WORK REQUIRED: Go through the records and show each line where the word "CoeffVar" occurs.

RECORDS PROVIDED:
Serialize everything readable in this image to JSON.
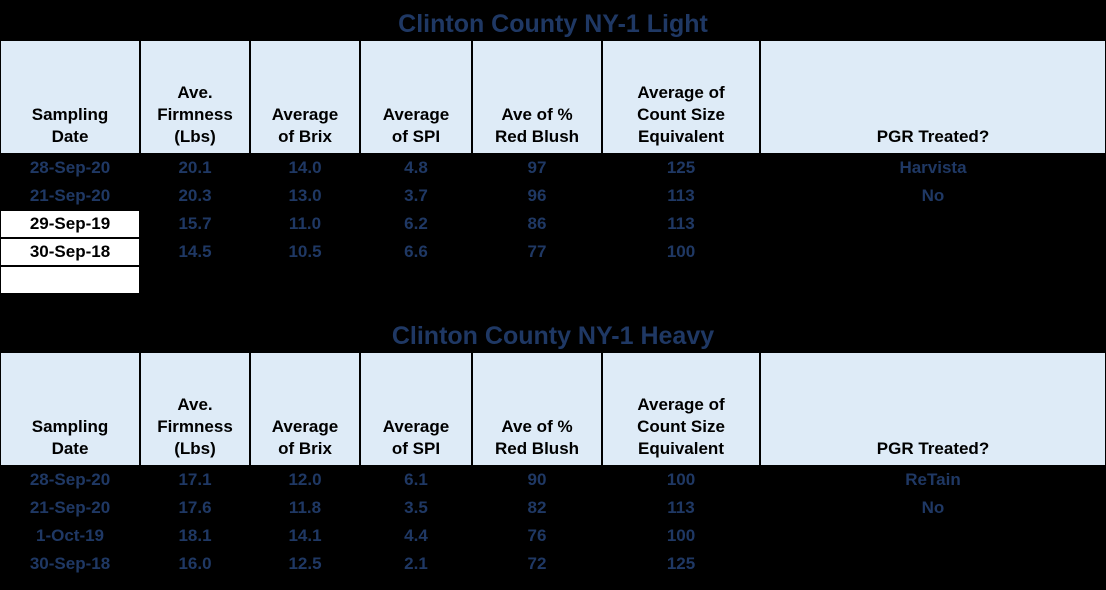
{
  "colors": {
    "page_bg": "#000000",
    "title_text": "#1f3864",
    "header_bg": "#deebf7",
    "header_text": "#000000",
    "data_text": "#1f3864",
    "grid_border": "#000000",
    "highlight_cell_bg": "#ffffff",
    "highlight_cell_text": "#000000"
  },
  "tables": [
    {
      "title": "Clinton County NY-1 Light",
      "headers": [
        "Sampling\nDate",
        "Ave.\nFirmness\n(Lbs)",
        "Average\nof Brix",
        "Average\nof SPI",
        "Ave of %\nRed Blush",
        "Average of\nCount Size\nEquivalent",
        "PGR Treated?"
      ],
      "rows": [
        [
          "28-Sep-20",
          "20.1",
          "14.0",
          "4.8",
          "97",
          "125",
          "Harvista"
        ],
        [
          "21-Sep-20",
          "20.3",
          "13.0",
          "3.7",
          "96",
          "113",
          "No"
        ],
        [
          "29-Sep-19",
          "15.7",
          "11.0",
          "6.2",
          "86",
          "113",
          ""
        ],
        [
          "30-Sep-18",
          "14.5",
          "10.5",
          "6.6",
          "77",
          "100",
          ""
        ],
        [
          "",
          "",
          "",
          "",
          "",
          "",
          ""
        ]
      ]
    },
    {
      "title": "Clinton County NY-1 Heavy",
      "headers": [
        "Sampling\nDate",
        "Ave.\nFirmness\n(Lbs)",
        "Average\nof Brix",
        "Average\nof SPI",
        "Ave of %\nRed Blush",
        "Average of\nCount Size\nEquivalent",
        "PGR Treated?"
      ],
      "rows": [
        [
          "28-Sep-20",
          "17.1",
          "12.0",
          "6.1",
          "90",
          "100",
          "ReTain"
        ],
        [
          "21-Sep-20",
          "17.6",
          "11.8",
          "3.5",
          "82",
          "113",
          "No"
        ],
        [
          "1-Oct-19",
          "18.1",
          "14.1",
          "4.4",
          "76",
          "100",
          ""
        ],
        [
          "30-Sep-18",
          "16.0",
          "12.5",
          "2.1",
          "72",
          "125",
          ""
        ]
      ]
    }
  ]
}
---
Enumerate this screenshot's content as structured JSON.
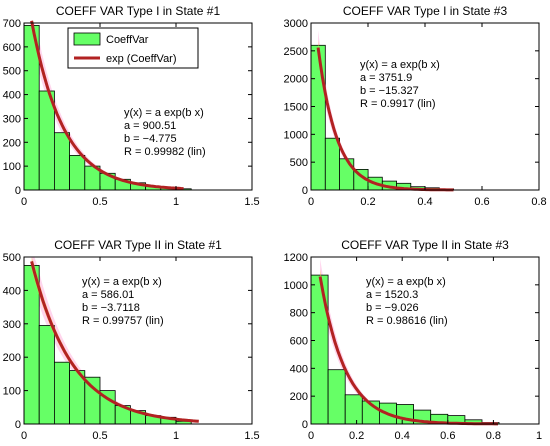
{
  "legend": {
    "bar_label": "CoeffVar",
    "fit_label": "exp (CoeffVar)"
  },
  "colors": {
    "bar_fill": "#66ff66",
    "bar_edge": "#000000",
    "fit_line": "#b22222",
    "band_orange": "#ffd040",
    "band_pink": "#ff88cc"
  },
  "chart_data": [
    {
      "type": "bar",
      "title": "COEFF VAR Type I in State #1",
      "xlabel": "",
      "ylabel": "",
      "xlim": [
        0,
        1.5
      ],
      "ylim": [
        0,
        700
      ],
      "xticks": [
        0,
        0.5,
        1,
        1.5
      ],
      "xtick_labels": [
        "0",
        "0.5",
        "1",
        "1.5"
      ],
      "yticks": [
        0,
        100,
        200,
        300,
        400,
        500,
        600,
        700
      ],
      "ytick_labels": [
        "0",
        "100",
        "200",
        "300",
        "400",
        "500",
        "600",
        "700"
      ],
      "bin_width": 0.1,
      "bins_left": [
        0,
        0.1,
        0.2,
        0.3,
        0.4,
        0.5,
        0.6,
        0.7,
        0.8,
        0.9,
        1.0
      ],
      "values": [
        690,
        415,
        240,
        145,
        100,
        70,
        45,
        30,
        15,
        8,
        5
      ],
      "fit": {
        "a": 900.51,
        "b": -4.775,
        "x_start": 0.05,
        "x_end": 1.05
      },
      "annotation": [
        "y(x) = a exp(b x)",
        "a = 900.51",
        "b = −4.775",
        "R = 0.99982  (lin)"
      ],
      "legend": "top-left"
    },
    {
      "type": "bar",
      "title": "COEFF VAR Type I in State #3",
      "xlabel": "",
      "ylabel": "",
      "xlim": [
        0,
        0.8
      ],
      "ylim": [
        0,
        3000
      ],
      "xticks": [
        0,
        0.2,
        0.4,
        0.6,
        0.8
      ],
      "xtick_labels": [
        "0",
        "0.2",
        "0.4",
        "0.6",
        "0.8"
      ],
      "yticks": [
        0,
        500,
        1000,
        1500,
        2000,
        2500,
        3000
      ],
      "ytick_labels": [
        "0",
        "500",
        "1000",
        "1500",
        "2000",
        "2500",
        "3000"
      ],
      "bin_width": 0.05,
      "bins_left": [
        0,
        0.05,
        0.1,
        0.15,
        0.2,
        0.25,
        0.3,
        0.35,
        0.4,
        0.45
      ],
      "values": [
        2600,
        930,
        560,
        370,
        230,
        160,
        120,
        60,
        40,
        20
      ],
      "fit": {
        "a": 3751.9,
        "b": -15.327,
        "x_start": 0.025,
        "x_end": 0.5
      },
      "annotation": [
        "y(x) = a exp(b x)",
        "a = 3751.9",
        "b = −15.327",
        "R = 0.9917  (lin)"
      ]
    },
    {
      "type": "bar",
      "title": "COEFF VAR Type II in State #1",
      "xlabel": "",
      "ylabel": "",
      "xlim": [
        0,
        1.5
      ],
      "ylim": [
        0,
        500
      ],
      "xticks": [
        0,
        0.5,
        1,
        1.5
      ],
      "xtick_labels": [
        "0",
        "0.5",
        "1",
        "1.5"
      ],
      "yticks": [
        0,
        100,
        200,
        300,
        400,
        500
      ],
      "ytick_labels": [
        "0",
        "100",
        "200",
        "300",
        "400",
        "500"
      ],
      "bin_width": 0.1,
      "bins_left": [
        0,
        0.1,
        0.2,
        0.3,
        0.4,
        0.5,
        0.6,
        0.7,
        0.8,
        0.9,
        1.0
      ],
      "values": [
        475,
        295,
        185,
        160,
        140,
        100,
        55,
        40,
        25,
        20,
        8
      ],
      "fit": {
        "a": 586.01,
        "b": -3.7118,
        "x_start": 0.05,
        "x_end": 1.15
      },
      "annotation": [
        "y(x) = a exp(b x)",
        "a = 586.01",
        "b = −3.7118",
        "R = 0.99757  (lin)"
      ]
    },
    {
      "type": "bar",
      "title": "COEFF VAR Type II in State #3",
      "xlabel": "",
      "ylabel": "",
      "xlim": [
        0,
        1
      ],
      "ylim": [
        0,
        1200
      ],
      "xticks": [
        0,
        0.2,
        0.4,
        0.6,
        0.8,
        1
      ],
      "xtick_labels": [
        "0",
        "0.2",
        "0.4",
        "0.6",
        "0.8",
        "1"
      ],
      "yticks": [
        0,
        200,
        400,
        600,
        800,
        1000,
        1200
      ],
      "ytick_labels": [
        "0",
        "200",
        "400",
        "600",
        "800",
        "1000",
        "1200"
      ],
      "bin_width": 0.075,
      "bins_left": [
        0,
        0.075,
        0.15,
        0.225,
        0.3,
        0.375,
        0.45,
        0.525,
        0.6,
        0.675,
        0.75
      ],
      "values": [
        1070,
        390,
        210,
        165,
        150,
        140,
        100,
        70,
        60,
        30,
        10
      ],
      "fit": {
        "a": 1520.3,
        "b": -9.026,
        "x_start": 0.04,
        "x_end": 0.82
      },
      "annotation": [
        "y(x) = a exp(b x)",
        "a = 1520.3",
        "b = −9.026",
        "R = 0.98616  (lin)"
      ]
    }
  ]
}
==
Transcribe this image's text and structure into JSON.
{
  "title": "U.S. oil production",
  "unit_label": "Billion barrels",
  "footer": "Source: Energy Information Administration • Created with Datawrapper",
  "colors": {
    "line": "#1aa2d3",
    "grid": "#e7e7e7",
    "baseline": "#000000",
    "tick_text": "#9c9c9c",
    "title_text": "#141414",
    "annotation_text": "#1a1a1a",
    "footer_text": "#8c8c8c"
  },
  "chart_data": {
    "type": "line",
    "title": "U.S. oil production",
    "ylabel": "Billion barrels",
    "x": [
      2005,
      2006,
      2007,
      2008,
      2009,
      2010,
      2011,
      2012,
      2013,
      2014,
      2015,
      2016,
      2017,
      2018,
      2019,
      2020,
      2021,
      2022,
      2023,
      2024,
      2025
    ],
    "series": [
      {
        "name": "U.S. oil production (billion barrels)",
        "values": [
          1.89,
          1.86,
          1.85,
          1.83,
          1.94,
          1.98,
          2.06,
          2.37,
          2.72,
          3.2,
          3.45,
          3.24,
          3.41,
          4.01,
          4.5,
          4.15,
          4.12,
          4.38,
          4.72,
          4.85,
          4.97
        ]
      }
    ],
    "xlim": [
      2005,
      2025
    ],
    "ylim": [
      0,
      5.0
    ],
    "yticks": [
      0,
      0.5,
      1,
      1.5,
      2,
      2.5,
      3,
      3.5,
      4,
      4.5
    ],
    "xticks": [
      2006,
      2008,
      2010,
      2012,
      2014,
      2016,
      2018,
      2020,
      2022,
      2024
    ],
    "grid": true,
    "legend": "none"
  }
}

ANSWER FOR THIS EXERCISE:
    "bar_label": "CoeffVar",
    "fit_label": "exp (CoeffVar)"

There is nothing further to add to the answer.